§ **RECORD SET**:
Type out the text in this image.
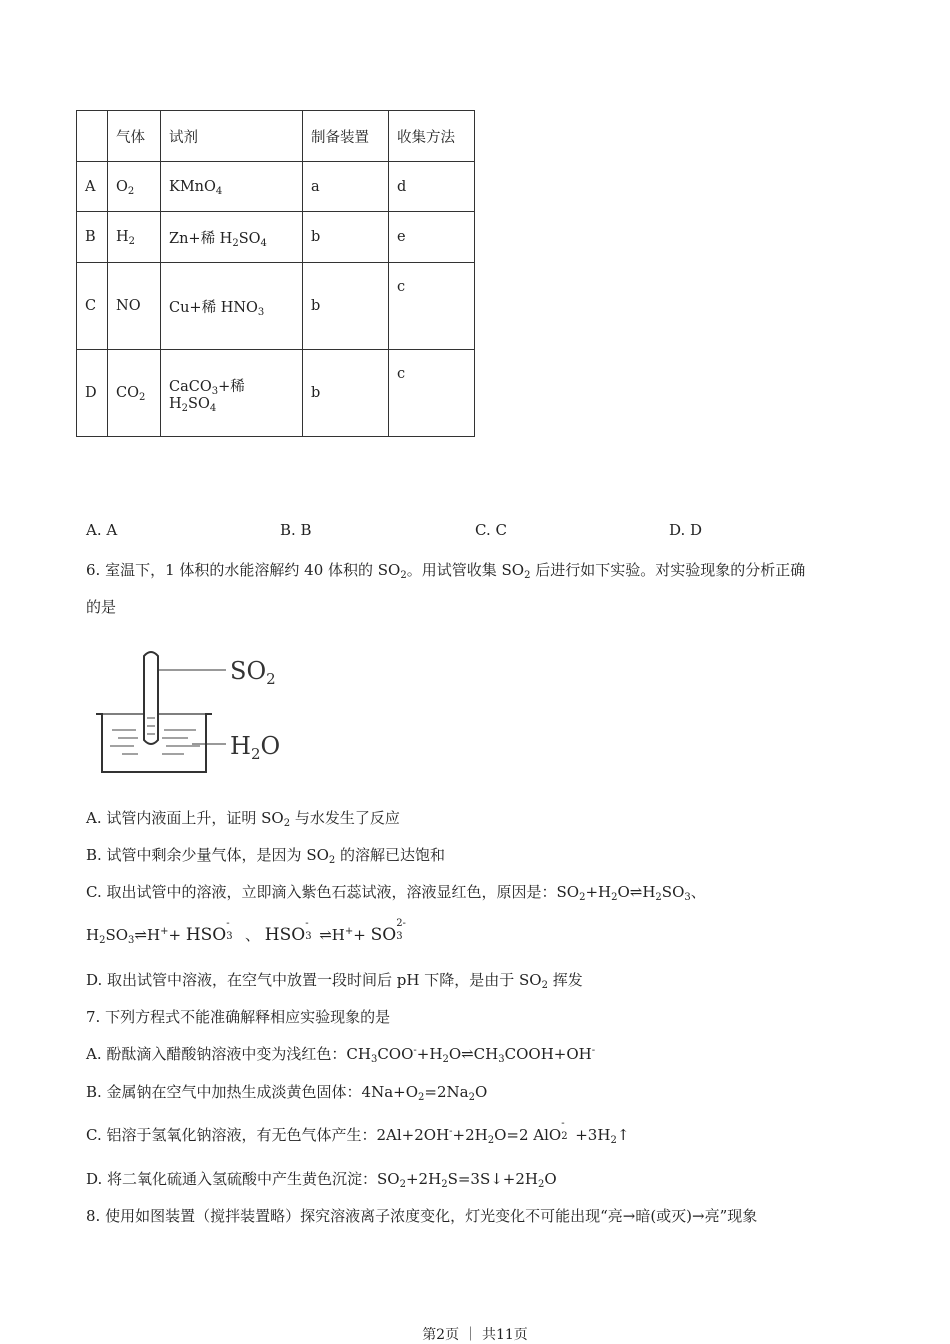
	气体	试剂	制备装置	收集方法
A	$O_2$	KMnO$_4$	a	d
B	$H_2$	Zn+稀 $H_2SO_4$	b	e
C	NO	Cu+稀 $HNO_3$	b	c
D	$CO_2$	CaCO$_3$+稀 $H_2SO_4$	b	c
A. A	B. B	C. C	D. D
6. 室温下，1 体积的水能溶解约 40 体积的 $SO_2$。用试管收集 $SO_2$ 后进行如下实验。对实验现象的分析正确
的是
$SO_2$
$H_2O$
A. 试管内液面上升，证明 $SO_2$ 与水发生了反应
B. 试管中剩余少量气体，是因为 $SO_2$ 的溶解已达饱和
C. 取出试管中的溶液，立即滴入紫色石蕊试液，溶液显红色，原因是：$SO_2+H_2O\rightleftharpoons H_2SO_3$、
$H_2SO_3\rightleftharpoons H^++$ HSO
-
3 、 HSO
-
3 ⇌H++ SO
2-
3
D. 取出试管中溶液，在空气中放置一段时间后 pH 下降，是由于 $SO_2$ 挥发
7. 下列方程式不能准确解释相应实验现象的是
A. 酚酞滴入醋酸钠溶液中变为浅红色：$CH_3COO^-+H_2O\rightleftharpoons CH_3COOH+OH^-$
B. 金属钠在空气中加热生成淡黄色固体：$4Na+O_2=2Na_2O$
C. 铝溶于氢氧化钠溶液，有无色气体产生：$2Al+2OH^-+2H_2O=2$ AlO
-
$2 +3H_2↑$
D. 将二氧化硫通入氢硫酸中产生黄色沉淀：$SO_2+2H_2S=3S↓+2H_2O$
8. 使用如图装置（搅拌装置略）探究溶液离子浓度变化，灯光变化不可能出现“亮→暗(或灭)→亮”现象
第2页 ｜ 共11页
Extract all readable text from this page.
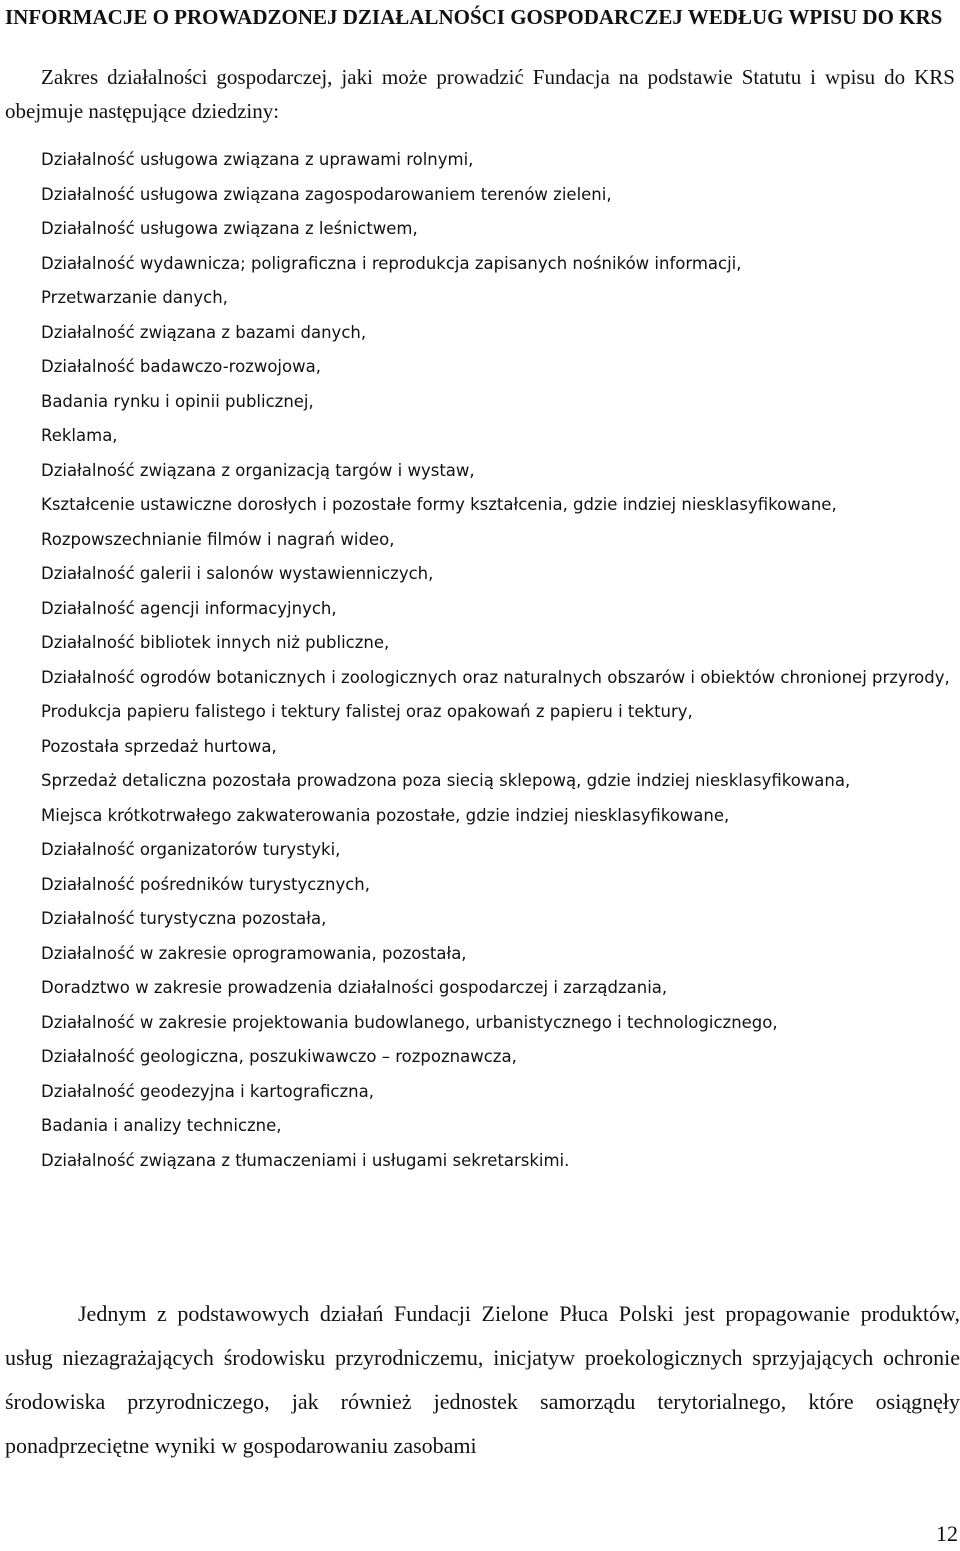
INFORMACJE O PROWADZONEJ DZIAŁALNOŚCI GOSPODARCZEJ WEDŁUG WPISU DO KRS

Zakres działalności gospodarczej, jaki może prowadzić Fundacja na podstawie Statutu i wpisu do KRS obejmuje następujące dziedziny:

Działalność usługowa związana z uprawami rolnymi,
Działalność usługowa związana zagospodarowaniem terenów zieleni,
Działalność usługowa związana z leśnictwem,
Działalność wydawnicza; poligraficzna i reprodukcja zapisanych nośników informacji,
Przetwarzanie danych,
Działalność związana z bazami danych,
Działalność badawczo-rozwojowa,
Badania rynku i opinii publicznej,
Reklama,
Działalność związana z organizacją targów i wystaw,
Kształcenie ustawiczne dorosłych i pozostałe formy kształcenia, gdzie indziej niesklasyfikowane,
Rozpowszechnianie filmów i nagrań wideo,
Działalność galerii i salonów wystawienniczych,
Działalność agencji informacyjnych,
Działalność bibliotek innych niż publiczne,
Działalność ogrodów botanicznych i zoologicznych oraz naturalnych obszarów i obiektów chronionej przyrody,
Produkcja papieru falistego i tektury falistej oraz opakowań z papieru i tektury,
Pozostała sprzedaż hurtowa,
Sprzedaż detaliczna pozostała prowadzona poza siecią sklepową, gdzie indziej niesklasyfikowana,
Miejsca krótkotrwałego zakwaterowania pozostałe, gdzie indziej niesklasyfikowane,
Działalność organizatorów turystyki,
Działalność pośredników turystycznych,
Działalność turystyczna pozostała,
Działalność w zakresie oprogramowania, pozostała,
Doradztwo w zakresie prowadzenia działalności gospodarczej i zarządzania,
Działalność w zakresie projektowania budowlanego, urbanistycznego i technologicznego,
Działalność geologiczna, poszukiwawczo – rozpoznawcza,
Działalność geodezyjna i kartograficzna,
Badania i analizy techniczne,
Działalność związana z tłumaczeniami i usługami sekretarskimi.

Jednym z podstawowych działań Fundacji Zielone Płuca Polski jest propagowanie produktów, usług niezagrażających środowisku przyrodniczemu, inicjatyw proekologicznych sprzyjających ochronie środowiska przyrodniczego, jak również jednostek samorządu terytorialnego, które osiągnęły ponadprzeciętne wyniki w gospodarowaniu zasobami

12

§ **TASK DESCRIPTION**: The records above need to be given again exactly. Omit the pictures.

§ **RESPONSE TO THIS EXERCISE**:
Type out the text in this image.
	气体	试剂	制备装置	收集方法
A	$O_2$	KMnO$_4$	a	d
B	$H_2$	Zn+稀 $H_2SO_4$	b	e
C	NO	Cu+稀 $HNO_3$	b	c
D	$CO_2$	CaCO$_3$+稀 $H_2SO_4$	b	c
A. A	B. B	C. C	D. D
6. 室温下，1 体积的水能溶解约 40 体积的 $SO_2$。用试管收集 $SO_2$ 后进行如下实验。对实验现象的分析正确
的是
$SO_2$
$H_2O$
A. 试管内液面上升，证明 $SO_2$ 与水发生了反应
B. 试管中剩余少量气体，是因为 $SO_2$ 的溶解已达饱和
C. 取出试管中的溶液，立即滴入紫色石蕊试液，溶液显红色，原因是：$SO_2+H_2O\rightleftharpoons H_2SO_3$、
$H_2SO_3\rightleftharpoons H^++$ HSO
-
3 、 HSO
-
3 ⇌H++ SO
2-
3
D. 取出试管中溶液，在空气中放置一段时间后 pH 下降，是由于 $SO_2$ 挥发
7. 下列方程式不能准确解释相应实验现象的是
A. 酚酞滴入醋酸钠溶液中变为浅红色：$CH_3COO^-+H_2O\rightleftharpoons CH_3COOH+OH^-$
B. 金属钠在空气中加热生成淡黄色固体：$4Na+O_2=2Na_2O$
C. 铝溶于氢氧化钠溶液，有无色气体产生：$2Al+2OH^-+2H_2O=2$ AlO
-
$2 +3H_2↑$
D. 将二氧化硫通入氢硫酸中产生黄色沉淀：$SO_2+2H_2S=3S↓+2H_2O$
8. 使用如图装置（搅拌装置略）探究溶液离子浓度变化，灯光变化不可能出现“亮→暗(或灭)→亮”现象
第2页 ｜ 共11页
Extract all readable text from this page.
INFORMACJE O PROWADZONEJ DZIAŁALNOŚCI GOSPODARCZEJ WEDŁUG WPISU DO KRS

Zakres działalności gospodarczej, jaki może prowadzić Fundacja na podstawie Statutu i wpisu do KRS obejmuje następujące dziedziny:

Działalność usługowa związana z uprawami rolnymi,
Działalność usługowa związana zagospodarowaniem terenów zieleni,
Działalność usługowa związana z leśnictwem,
Działalność wydawnicza; poligraficzna i reprodukcja zapisanych nośników informacji,
Przetwarzanie danych,
Działalność związana z bazami danych,
Działalność badawczo-rozwojowa,
Badania rynku i opinii publicznej,
Reklama,
Działalność związana z organizacją targów i wystaw,
Kształcenie ustawiczne dorosłych i pozostałe formy kształcenia, gdzie indziej niesklasyfikowane,
Rozpowszechnianie filmów i nagrań wideo,
Działalność galerii i salonów wystawienniczych,
Działalność agencji informacyjnych,
Działalność bibliotek innych niż publiczne,
Działalność ogrodów botanicznych i zoologicznych oraz naturalnych obszarów i obiektów chronionej przyrody,
Produkcja papieru falistego i tektury falistej oraz opakowań z papieru i tektury,
Pozostała sprzedaż hurtowa,
Sprzedaż detaliczna pozostała prowadzona poza siecią sklepową, gdzie indziej niesklasyfikowana,
Miejsca krótkotrwałego zakwaterowania pozostałe, gdzie indziej niesklasyfikowane,
Działalność organizatorów turystyki,
Działalność pośredników turystycznych,
Działalność turystyczna pozostała,
Działalność w zakresie oprogramowania, pozostała,
Doradztwo w zakresie prowadzenia działalności gospodarczej i zarządzania,
Działalność w zakresie projektowania budowlanego, urbanistycznego i technologicznego,
Działalność geologiczna, poszukiwawczo – rozpoznawcza,
Działalność geodezyjna i kartograficzna,
Badania i analizy techniczne,
Działalność związana z tłumaczeniami i usługami sekretarskimi.

Jednym z podstawowych działań Fundacji Zielone Płuca Polski jest propagowanie produktów, usług niezagrażających środowisku przyrodniczemu, inicjatyw proekologicznych sprzyjających ochronie środowiska przyrodniczego, jak również jednostek samorządu terytorialnego, które osiągnęły ponadprzeciętne wyniki w gospodarowaniu zasobami

12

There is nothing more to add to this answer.